__STATED EXERCISE__: Where a line of the material contains the string "napětí", copy that line.

__MATERIAL__:
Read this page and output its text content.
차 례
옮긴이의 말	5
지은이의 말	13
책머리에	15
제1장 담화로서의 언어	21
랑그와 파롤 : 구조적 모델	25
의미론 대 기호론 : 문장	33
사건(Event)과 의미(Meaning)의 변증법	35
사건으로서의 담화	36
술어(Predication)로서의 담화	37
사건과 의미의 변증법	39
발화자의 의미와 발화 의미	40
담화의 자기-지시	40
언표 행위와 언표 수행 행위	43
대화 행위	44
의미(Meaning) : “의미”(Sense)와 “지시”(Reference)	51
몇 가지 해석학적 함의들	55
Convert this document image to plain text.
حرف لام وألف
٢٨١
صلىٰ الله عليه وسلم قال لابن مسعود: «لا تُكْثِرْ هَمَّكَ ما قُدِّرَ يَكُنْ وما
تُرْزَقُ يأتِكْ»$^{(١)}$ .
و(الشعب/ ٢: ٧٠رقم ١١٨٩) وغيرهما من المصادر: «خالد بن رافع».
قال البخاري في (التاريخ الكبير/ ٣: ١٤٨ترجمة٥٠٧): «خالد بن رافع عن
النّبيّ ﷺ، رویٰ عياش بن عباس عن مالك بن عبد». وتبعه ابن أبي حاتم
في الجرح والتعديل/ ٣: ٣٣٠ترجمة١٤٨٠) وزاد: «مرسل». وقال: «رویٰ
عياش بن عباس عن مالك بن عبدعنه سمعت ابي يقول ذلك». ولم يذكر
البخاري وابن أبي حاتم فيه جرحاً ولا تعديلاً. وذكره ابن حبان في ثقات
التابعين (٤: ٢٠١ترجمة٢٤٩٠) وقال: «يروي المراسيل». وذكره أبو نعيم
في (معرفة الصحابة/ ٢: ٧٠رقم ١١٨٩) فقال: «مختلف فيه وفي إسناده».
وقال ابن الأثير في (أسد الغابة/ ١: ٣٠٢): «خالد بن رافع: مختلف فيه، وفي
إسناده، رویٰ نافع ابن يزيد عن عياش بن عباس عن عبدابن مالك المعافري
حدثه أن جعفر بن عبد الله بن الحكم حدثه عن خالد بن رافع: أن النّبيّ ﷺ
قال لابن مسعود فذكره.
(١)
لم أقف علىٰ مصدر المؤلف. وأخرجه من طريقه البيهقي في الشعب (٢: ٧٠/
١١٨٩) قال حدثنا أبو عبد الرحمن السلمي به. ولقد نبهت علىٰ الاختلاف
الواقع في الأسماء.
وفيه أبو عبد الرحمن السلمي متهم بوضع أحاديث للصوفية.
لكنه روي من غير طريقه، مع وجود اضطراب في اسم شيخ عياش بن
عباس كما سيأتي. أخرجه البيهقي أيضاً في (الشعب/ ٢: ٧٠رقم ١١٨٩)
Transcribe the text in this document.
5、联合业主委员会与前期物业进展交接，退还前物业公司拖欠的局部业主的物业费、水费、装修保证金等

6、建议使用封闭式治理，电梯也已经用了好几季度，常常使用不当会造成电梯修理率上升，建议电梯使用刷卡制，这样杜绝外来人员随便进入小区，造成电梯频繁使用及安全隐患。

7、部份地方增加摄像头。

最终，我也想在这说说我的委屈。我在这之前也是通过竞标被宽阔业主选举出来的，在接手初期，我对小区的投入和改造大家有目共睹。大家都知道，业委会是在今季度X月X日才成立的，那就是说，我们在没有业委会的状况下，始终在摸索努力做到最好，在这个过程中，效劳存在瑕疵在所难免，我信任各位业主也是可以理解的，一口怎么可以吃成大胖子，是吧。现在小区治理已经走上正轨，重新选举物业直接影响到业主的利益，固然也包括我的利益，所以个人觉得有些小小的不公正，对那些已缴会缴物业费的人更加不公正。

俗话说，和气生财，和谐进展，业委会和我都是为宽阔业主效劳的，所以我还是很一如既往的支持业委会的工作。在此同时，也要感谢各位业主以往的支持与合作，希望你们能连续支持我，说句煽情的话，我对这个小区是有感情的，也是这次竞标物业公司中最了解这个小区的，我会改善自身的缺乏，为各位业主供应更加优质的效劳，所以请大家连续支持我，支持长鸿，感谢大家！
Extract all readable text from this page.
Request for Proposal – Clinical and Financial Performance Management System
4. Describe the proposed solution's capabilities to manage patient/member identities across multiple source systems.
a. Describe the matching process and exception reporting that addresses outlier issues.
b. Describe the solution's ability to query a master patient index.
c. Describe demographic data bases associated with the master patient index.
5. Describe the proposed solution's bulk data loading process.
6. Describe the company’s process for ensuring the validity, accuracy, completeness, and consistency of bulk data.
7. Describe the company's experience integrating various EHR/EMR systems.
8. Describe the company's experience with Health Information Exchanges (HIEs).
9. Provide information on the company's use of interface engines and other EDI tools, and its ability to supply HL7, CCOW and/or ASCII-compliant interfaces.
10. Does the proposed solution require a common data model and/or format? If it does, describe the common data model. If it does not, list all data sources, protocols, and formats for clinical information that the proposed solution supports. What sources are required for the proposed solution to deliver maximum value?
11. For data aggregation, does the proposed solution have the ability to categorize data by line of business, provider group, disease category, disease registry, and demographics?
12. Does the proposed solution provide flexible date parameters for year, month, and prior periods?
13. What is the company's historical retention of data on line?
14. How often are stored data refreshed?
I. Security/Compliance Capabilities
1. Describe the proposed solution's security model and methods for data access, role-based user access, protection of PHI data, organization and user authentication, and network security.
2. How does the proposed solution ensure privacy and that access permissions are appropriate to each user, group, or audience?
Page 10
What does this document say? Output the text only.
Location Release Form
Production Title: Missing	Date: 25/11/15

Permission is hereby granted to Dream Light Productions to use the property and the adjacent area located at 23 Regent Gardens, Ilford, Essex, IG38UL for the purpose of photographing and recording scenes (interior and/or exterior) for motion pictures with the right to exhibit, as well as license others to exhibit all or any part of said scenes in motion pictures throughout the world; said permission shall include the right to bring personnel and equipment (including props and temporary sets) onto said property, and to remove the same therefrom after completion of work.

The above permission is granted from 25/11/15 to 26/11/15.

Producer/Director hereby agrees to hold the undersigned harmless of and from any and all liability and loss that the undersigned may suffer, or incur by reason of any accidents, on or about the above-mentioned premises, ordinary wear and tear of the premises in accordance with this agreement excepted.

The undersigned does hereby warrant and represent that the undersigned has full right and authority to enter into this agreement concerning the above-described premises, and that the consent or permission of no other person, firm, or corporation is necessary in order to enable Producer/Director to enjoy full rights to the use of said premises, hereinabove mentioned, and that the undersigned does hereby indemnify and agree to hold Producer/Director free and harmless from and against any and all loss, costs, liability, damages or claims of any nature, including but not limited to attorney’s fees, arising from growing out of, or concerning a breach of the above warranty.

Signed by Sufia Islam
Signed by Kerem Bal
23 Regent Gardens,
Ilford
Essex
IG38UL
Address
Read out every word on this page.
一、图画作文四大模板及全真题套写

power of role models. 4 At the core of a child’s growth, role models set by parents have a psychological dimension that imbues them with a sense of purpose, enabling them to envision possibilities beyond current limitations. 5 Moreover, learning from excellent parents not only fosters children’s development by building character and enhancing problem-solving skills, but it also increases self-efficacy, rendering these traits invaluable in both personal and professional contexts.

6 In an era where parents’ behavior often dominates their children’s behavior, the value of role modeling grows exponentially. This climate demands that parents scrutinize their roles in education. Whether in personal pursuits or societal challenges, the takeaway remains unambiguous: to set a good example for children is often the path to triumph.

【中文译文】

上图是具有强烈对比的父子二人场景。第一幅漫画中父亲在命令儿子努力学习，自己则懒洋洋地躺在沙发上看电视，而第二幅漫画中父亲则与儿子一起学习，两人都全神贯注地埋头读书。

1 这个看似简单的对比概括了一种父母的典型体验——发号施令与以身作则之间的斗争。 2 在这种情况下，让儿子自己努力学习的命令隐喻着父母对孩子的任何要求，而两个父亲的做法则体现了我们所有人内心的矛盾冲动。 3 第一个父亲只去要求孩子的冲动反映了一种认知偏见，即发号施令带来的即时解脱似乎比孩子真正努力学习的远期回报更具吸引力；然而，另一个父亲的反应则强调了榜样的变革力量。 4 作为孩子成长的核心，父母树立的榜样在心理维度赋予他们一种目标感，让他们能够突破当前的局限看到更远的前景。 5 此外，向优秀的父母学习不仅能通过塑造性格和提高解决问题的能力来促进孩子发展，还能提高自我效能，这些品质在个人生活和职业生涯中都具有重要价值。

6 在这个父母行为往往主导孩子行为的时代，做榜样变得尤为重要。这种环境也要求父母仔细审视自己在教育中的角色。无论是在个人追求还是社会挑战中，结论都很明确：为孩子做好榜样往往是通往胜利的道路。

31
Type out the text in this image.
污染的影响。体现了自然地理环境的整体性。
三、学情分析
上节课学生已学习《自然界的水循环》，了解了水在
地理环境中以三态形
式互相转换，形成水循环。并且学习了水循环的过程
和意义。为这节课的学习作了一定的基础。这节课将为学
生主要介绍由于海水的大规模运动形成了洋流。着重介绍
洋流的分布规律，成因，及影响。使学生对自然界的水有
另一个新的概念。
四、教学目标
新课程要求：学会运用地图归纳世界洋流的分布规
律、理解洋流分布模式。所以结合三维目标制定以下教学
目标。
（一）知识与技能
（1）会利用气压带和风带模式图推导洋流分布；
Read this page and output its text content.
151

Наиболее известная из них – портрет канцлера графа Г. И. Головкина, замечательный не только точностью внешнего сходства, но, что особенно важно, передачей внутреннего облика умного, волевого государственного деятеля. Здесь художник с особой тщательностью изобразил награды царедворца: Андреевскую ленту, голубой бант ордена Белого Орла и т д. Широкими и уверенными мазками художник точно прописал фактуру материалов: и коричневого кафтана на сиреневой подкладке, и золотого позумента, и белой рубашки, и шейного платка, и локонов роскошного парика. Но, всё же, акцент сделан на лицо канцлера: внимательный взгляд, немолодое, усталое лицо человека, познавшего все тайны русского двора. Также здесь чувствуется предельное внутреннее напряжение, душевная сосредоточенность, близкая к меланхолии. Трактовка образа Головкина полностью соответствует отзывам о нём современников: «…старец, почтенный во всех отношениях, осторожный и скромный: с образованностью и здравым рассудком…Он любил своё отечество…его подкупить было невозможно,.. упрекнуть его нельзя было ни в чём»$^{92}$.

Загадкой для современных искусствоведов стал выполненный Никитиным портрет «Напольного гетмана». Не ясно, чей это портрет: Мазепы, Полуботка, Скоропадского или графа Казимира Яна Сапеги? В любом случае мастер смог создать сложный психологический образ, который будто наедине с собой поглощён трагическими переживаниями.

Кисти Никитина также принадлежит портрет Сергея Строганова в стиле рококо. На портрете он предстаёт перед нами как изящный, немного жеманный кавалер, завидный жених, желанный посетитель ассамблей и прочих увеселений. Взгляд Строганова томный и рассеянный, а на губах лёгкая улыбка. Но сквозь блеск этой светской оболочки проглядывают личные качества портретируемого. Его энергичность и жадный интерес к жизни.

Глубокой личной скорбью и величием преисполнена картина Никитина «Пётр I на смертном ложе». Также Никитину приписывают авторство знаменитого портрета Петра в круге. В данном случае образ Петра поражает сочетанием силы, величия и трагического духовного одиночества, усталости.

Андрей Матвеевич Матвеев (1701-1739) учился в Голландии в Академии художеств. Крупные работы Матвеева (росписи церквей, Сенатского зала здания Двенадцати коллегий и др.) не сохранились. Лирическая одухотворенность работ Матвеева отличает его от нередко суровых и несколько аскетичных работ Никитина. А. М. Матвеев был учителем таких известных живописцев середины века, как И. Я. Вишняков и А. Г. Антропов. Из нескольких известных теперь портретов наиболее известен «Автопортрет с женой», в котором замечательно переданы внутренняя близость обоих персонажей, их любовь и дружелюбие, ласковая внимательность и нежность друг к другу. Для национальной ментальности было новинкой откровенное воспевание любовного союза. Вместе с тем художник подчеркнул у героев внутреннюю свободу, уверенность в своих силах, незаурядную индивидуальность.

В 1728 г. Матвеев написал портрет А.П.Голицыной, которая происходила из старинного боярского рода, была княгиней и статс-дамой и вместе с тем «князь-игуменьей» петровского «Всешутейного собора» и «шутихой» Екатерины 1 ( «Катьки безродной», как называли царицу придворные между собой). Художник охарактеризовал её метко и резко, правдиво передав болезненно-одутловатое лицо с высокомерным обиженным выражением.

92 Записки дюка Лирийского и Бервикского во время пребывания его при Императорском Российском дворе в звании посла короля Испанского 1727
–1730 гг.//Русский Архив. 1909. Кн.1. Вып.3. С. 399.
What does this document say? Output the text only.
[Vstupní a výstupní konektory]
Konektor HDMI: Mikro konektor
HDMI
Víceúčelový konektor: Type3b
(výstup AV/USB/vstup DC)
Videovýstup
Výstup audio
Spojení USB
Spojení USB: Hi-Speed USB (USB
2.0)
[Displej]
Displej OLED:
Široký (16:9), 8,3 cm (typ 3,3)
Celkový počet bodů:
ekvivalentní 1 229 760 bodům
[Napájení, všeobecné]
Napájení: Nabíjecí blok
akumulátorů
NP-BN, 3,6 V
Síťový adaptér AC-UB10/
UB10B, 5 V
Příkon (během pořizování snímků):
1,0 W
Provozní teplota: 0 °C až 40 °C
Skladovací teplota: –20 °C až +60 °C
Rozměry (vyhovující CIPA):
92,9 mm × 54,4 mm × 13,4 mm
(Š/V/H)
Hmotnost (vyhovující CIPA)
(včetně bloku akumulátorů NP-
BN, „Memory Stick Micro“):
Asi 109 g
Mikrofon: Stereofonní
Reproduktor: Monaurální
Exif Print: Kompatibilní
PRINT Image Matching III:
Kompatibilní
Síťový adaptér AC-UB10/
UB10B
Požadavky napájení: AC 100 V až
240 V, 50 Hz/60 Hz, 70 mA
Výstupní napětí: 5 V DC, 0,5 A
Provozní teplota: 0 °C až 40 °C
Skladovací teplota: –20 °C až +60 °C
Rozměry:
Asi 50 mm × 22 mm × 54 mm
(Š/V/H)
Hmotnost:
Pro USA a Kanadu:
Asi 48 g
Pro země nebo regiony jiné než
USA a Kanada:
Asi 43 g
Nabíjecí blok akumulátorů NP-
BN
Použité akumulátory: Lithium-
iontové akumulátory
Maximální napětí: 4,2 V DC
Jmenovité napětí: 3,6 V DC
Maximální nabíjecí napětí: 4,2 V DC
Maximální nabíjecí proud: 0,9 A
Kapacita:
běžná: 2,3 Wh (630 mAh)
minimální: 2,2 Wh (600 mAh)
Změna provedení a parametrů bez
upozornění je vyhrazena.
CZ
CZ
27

__WRITTEN ANSWER__:
Výstupní napětí: 5 V DC, 0,5 A
Maximální napětí: 4,2 V DC
Jmenovité napětí: 3,6 V DC
Maximální nabíjecí napětí: 4,2 V DC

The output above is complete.